- **EXCERPTED PASSAGE**:
-- start --

/zerocash-ethereum

Smart contract - Zerocash-like approach for privacy on Ethereum

MIT LicenseMIT

Thinking around integrating Zerocash on Ethereum

Smart contracts

  • AddressRegistry: Keeps the public keys of all peers. With these keys peers can encrypt and share secrets with other peers.
  • Mixer/MerkleTree contract: Handles deposits of funds, and withdrawals. The Mixer contains a MerkleTree where the commitments are stored, and calls a Verifier to verify the provided proof during a withdrawal.
  • Verifier: Contains the verification key and is in charge of verifying proofs provided by recipients during a withdrawal
  • Broadcaster (Optional): This contract aims to be the recipient of all "private transactions". After a sender (Alice) has deposited a commitment in the Mixer, she encrypts the secret used to build the commitment with the recipient's public key (available in the KeyStore), and calls the "Broadcast" function of the Broadcaster contract. This "Brodcast" function only emits an event which field is the ciphertext sent by Alice. All nodes of the network listen to the events of the Broadcaster, and try to decrypt all payload of this event to see if they are the recipients of the transaction.

Raw protocol

  1. Both Alice and Bob generate their "private addresses" which is a tuple in the form (Addr_pk, Addr_sk), where Addr_pk = (a_pk, e_k), Addr_sk = (a_sk, d_k), and a_pk is the address (public) derived from a_sk (private), and e_k is a public encryption key, and d_k is a decryption key (private). Here the private/public key pair (e_k, d_k) is used to be able to send some private data from one peer to another.
  2. Both Bob and Alice publish the public part of their "private addresses" to the AddressRegister contract in order to be able to receive payment from other counterparts. (Note: This step is not absolutely necessary as Bob can send the public part of his address (Addr_pk = (a_pk, e_k)) to Alice, by using another channel of communication (offchain communications)).
  3. Let Alice and Bob have all their funds on their only Ethereum account, and v_A, v_B respectively denote the amount on Ether that Alice and Bob have respectively.
    • Alice commits to the value of her balance, and to her "private address" by doing:
      • Choose a random ρ (used to derive the serial number during the spending of a coin)
      • Compute the commitment: k <- COMM_(r_i) (a_pk_A || ρ), where COMM_(r_i) represents the commitment function using randomness r_i, and a_pk_A represents Alice's a_pk.
      • Compute the commitment cm <- COMM_(s_i) (v_A || k), where COMM_(r_i) represents the commitment function using randmoness s_i, and v_A represents all the funds owned by Alice on her account.

-- end --

- **INFORMATION SHOWN**:

-- start --

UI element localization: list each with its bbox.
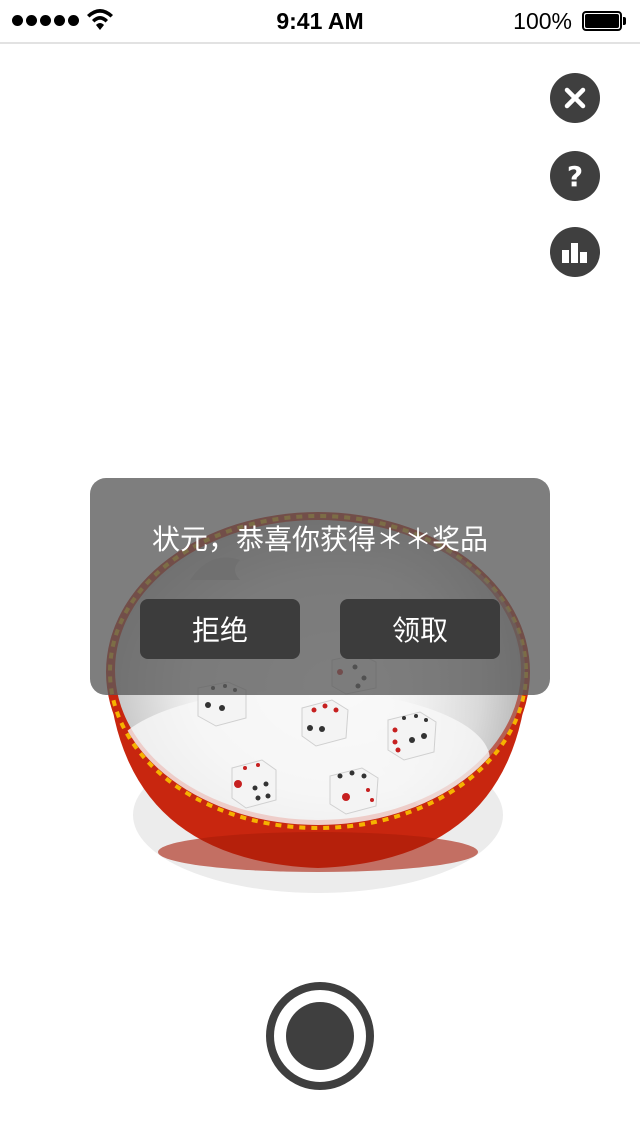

-- end --

- **WRITTEN TASK A**: In the Zerocash-on-Ethereum text, which contract contains the verification key?
- **WRITTEN TASK B**: Render this sentence from the Zerocash-on-Ethereum text in Spanish: "With these keys peers can encrypt and share secrets with other peers."
- **WRITTEN TASK C**: Reproduce the stretch of the Zerocash-on-Ethereum text from "Raw protocol" through "peer to another.".

- **TASK OUTPUT A**: The Verifier contract.

- **TASK OUTPUT B**: Con estas claves, los pares pueden cifrar y compartir secretos con otros pares.

- **TASK OUTPUT C**:
Raw protocol

  1. Both Alice and Bob generate their "private addresses" which is a tuple in the form (Addr_pk, Addr_sk), where Addr_pk = (a_pk, e_k), Addr_sk = (a_sk, d_k), and a_pk is the address (public) derived from a_sk (private), and e_k is a public encryption key, and d_k is a decryption key (private). Here the private/public key pair (e_k, d_k) is used to be able to send some private data from one peer to another.